> RAW RECORDS:
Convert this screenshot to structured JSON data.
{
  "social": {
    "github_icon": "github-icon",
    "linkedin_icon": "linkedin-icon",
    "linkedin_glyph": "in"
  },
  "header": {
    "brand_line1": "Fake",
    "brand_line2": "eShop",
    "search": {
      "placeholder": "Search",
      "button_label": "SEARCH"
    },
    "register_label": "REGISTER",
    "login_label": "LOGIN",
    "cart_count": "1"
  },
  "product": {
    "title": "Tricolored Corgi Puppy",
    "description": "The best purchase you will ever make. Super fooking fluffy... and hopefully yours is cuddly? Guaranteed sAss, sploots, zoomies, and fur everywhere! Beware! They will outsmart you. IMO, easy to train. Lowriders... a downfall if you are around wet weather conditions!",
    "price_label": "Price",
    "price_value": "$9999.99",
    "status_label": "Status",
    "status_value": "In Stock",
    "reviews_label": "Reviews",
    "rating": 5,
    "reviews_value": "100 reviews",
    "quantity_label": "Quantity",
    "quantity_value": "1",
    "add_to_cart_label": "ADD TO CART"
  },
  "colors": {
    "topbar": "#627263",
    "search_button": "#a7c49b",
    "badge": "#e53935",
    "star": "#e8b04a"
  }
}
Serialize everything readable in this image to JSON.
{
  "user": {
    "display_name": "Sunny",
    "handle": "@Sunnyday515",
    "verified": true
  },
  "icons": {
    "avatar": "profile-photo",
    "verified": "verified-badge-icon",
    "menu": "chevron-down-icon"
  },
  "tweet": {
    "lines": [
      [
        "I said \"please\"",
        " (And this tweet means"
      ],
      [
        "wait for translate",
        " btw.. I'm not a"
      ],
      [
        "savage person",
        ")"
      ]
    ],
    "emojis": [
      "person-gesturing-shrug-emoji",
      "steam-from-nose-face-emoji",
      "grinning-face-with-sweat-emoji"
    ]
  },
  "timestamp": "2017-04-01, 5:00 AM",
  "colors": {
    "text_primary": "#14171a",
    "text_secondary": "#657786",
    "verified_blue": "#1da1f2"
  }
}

> BRIEF: Transcribe the records above exactly, but only from the line that contains "Serialize everything readable" through their final line, inclusive.

> RESPONSE FOR THIS EXERCISE:
Serialize everything readable in this image to JSON.
{
  "user": {
    "display_name": "Sunny",
    "handle": "@Sunnyday515",
    "verified": true
  },
  "icons": {
    "avatar": "profile-photo",
    "verified": "verified-badge-icon",
    "menu": "chevron-down-icon"
  },
  "tweet": {
    "lines": [
      [
        "I said \"please\"",
        " (And this tweet means"
      ],
      [
        "wait for translate",
        " btw.. I'm not a"
      ],
      [
        "savage person",
        ")"
      ]
    ],
    "emojis": [
      "person-gesturing-shrug-emoji",
      "steam-from-nose-face-emoji",
      "grinning-face-with-sweat-emoji"
    ]
  },
  "timestamp": "2017-04-01, 5:00 AM",
  "colors": {
    "text_primary": "#14171a",
    "text_secondary": "#657786",
    "verified_blue": "#1da1f2"
  }
}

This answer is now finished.